Pick out every line of the entries below where "janv" occurs, and copy those lines.
[begin AVAILABLE DATA]
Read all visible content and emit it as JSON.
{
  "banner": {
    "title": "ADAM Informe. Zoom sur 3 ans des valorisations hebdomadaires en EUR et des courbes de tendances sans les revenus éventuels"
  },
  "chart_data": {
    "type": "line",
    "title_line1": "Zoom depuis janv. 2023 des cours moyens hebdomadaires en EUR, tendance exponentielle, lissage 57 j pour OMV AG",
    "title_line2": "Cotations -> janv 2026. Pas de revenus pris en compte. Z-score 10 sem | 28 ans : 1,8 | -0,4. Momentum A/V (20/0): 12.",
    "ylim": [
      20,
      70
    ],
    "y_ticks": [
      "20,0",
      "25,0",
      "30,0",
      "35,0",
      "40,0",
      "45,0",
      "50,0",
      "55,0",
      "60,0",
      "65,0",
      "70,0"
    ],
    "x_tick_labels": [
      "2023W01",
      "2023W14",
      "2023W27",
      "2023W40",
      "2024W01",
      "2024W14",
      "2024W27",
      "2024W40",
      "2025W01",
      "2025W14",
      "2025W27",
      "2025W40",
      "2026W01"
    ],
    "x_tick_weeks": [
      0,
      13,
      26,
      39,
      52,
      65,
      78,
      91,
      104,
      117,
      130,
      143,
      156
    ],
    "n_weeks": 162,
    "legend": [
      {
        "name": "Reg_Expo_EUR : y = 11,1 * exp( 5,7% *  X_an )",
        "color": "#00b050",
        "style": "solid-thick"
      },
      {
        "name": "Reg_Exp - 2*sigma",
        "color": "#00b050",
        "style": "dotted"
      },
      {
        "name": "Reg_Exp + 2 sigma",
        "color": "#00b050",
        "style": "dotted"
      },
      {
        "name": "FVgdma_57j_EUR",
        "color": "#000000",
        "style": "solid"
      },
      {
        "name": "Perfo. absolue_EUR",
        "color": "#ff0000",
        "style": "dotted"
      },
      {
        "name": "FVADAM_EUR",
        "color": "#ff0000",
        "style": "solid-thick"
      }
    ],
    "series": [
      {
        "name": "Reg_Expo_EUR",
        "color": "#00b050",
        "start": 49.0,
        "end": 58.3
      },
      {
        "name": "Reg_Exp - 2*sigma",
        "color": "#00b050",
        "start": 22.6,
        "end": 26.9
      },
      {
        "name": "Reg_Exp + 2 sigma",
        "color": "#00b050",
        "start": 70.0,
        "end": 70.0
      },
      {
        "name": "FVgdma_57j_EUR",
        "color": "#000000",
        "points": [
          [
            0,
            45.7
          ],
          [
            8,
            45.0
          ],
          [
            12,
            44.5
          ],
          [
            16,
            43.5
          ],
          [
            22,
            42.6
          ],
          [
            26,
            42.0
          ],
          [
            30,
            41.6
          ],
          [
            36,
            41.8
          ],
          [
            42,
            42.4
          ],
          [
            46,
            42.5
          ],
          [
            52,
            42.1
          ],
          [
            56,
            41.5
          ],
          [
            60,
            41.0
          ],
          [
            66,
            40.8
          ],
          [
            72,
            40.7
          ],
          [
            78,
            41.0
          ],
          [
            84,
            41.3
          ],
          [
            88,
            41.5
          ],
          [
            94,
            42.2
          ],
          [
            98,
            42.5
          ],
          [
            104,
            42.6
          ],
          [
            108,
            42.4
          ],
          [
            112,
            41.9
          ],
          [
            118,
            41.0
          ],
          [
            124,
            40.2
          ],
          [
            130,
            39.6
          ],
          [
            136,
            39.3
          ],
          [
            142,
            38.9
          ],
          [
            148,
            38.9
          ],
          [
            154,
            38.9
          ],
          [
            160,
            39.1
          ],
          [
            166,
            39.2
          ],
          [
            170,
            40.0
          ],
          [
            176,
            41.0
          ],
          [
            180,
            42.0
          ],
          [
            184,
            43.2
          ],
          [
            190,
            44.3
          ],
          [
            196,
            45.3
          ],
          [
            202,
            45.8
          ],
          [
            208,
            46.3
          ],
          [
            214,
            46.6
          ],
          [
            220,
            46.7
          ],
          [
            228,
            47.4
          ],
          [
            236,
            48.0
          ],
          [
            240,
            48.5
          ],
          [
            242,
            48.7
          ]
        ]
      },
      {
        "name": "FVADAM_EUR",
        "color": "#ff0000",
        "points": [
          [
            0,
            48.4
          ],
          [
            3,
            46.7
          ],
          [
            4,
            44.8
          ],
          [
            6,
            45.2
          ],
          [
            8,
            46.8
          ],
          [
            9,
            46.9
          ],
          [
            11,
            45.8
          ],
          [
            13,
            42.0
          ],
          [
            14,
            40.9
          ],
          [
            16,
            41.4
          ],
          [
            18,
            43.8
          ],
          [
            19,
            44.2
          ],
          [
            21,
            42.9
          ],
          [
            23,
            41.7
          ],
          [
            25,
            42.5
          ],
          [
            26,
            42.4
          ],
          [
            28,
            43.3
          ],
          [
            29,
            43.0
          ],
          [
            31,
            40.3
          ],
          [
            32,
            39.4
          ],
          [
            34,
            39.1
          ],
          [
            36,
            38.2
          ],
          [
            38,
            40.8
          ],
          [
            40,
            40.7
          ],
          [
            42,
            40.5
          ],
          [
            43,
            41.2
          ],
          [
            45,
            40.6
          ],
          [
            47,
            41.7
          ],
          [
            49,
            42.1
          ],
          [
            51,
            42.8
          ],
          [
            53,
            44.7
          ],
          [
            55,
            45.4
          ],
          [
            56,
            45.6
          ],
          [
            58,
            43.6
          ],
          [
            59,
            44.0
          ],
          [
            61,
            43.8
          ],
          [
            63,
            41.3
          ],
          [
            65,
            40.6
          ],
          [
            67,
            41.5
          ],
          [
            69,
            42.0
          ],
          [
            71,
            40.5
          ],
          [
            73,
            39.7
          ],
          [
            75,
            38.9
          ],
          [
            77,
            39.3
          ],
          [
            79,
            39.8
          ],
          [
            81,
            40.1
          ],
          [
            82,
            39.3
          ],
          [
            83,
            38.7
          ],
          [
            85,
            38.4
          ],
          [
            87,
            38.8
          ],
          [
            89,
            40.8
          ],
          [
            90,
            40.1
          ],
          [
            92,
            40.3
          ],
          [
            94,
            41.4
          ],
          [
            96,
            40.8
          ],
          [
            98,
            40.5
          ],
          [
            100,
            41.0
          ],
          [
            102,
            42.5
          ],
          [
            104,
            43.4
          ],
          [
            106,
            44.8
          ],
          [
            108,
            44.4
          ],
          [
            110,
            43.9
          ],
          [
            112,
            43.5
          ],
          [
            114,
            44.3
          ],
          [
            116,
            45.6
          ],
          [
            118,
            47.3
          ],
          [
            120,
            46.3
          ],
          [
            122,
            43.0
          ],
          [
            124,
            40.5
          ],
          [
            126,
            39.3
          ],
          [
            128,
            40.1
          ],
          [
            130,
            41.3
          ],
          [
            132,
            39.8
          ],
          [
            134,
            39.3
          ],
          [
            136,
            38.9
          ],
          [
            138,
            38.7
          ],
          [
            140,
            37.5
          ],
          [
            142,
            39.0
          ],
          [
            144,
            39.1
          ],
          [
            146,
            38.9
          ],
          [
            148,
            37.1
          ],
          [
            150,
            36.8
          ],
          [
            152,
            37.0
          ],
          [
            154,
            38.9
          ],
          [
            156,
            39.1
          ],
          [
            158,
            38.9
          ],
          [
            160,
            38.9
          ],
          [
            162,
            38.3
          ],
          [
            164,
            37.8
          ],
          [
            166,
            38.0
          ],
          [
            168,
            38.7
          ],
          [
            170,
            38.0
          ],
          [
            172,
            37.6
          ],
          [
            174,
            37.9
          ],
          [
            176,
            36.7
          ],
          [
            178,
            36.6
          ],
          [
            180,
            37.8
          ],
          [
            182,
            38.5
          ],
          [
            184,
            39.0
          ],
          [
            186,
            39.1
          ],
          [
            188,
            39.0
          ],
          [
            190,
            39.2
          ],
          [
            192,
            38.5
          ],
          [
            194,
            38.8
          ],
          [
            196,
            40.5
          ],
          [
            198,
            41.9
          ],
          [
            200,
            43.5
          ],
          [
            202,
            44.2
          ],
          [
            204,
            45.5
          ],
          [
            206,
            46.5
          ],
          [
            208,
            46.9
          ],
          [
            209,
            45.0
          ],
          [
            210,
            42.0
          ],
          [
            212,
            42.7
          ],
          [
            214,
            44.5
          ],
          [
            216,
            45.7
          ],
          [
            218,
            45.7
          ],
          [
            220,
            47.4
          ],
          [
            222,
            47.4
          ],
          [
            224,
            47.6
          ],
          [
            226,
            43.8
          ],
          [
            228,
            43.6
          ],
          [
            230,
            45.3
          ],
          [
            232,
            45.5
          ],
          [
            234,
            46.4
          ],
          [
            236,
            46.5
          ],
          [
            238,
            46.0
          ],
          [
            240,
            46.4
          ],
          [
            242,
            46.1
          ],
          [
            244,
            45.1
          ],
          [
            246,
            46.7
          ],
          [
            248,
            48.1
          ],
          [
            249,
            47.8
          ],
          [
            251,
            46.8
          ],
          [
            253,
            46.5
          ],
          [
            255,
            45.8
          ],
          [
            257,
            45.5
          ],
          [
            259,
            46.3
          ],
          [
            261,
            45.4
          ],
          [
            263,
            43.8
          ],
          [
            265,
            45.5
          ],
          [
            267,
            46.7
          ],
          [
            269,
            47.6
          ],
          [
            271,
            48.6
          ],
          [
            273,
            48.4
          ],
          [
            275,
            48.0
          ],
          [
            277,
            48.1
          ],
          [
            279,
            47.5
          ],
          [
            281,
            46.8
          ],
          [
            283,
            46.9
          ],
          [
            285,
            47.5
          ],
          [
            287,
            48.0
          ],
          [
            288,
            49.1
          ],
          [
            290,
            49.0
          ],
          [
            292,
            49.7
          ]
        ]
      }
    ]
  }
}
[end AVAILABLE DATA]
▶ THE COMPLETED TASK
    "title_line1": "Zoom depuis janv. 2023 des cours moyens hebdomadaires en EUR, tendance exponentielle, lissage 57 j pour OMV AG",
    "title_line2": "Cotations -> janv 2026. Pas de revenus pris en compte. Z-score 10 sem | 28 ans : 1,8 | -0,4. Momentum A/V (20/0): 12.",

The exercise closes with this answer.